- Exercise instructions: Print the entries that appear below, exactly as written and without their pictures.

◆ ◆ ◆ ◆ ◆

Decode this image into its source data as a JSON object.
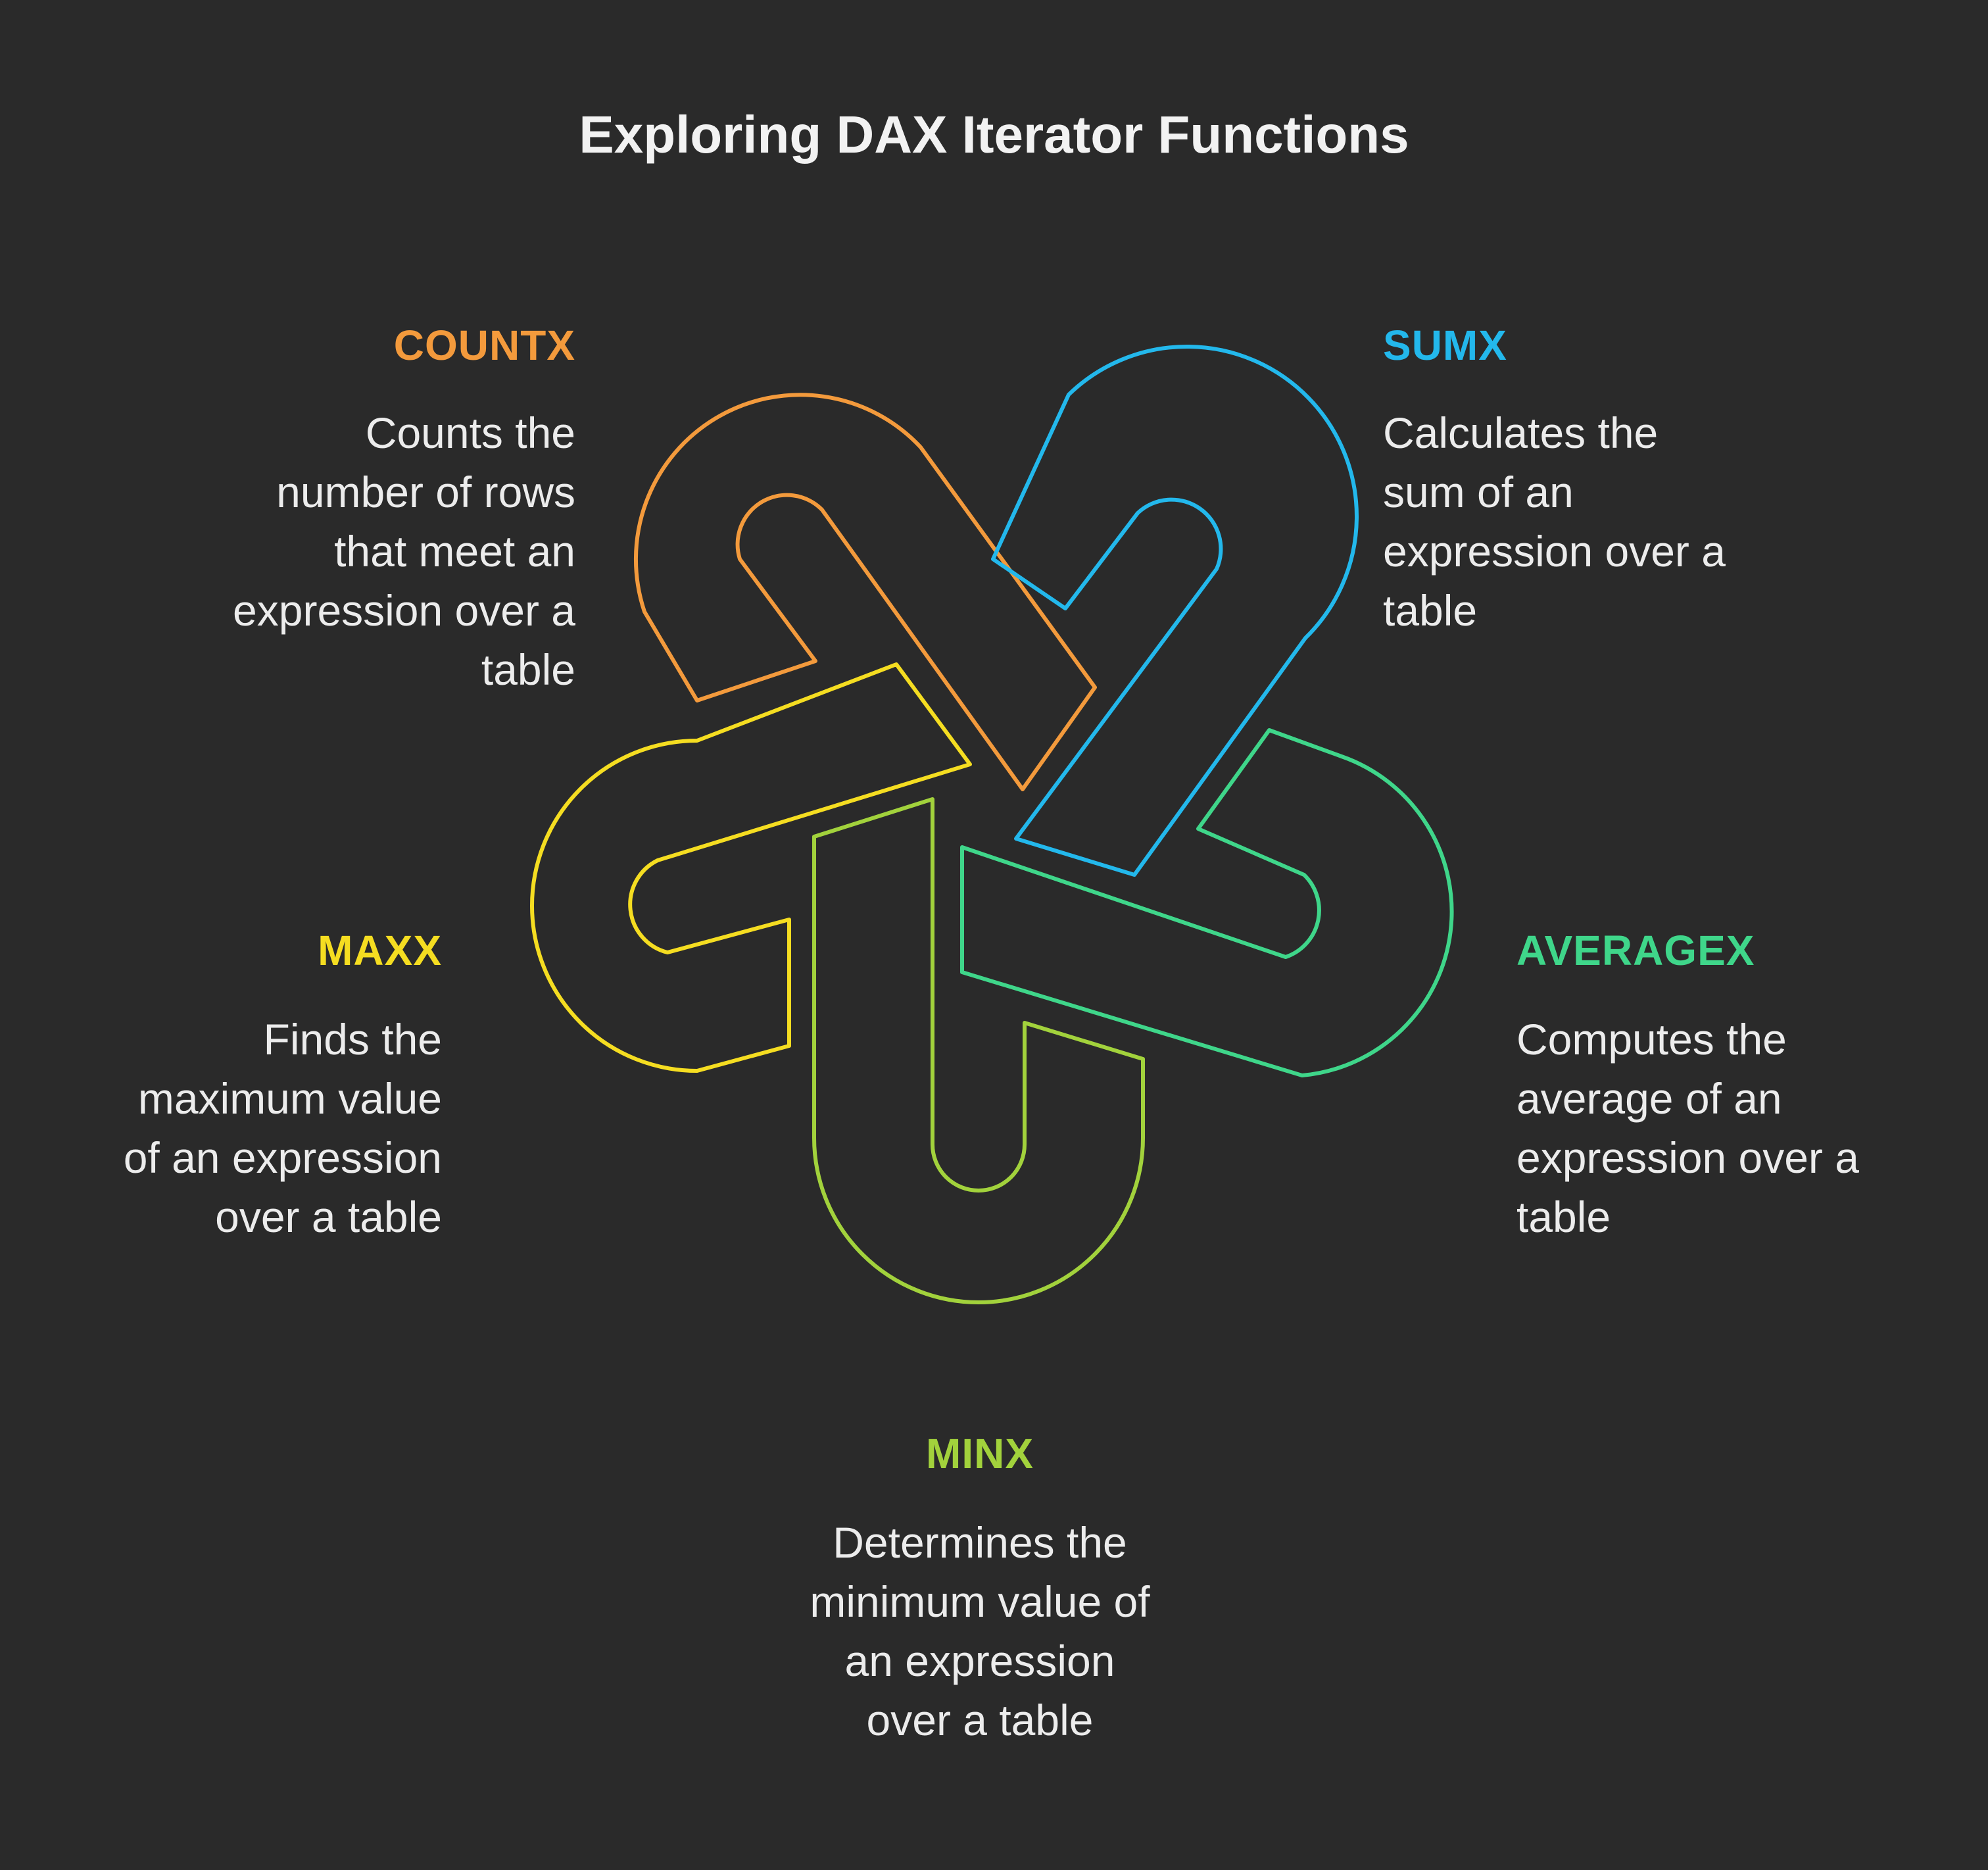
{
  "title": "Exploring DAX Iterator Functions",
  "items": [
    {
      "label": "COUNTX",
      "desc": "Counts the\nnumber of rows\nthat meet an\nexpression over a\ntable",
      "color": "#f39a3c"
    },
    {
      "label": "SUMX",
      "desc": "Calculates the\nsum of an\nexpression over a\ntable",
      "color": "#23b8ec"
    },
    {
      "label": "MAXX",
      "desc": "Finds the\nmaximum value\nof an expression\nover a table",
      "color": "#f5dd21"
    },
    {
      "label": "AVERAGEX",
      "desc": "Computes the\naverage of an\nexpression over a\ntable",
      "color": "#3fd68a"
    },
    {
      "label": "MINX",
      "desc": "Determines the\nminimum value of\nan expression\nover a table",
      "color": "#a2d23c"
    }
  ]
}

◆ ◆ ◆ ◆ ◆

- Correct answer:
Decode this image into its source data as a JSON object.
{
  "title": "Exploring DAX Iterator Functions",
  "items": [
    {
      "label": "COUNTX",
      "desc": "Counts the\nnumber of rows\nthat meet an\nexpression over a\ntable",
      "color": "#f39a3c"
    },
    {
      "label": "SUMX",
      "desc": "Calculates the\nsum of an\nexpression over a\ntable",
      "color": "#23b8ec"
    },
    {
      "label": "MAXX",
      "desc": "Finds the\nmaximum value\nof an expression\nover a table",
      "color": "#f5dd21"
    },
    {
      "label": "AVERAGEX",
      "desc": "Computes the\naverage of an\nexpression over a\ntable",
      "color": "#3fd68a"
    },
    {
      "label": "MINX",
      "desc": "Determines the\nminimum value of\nan expression\nover a table",
      "color": "#a2d23c"
    }
  ]
}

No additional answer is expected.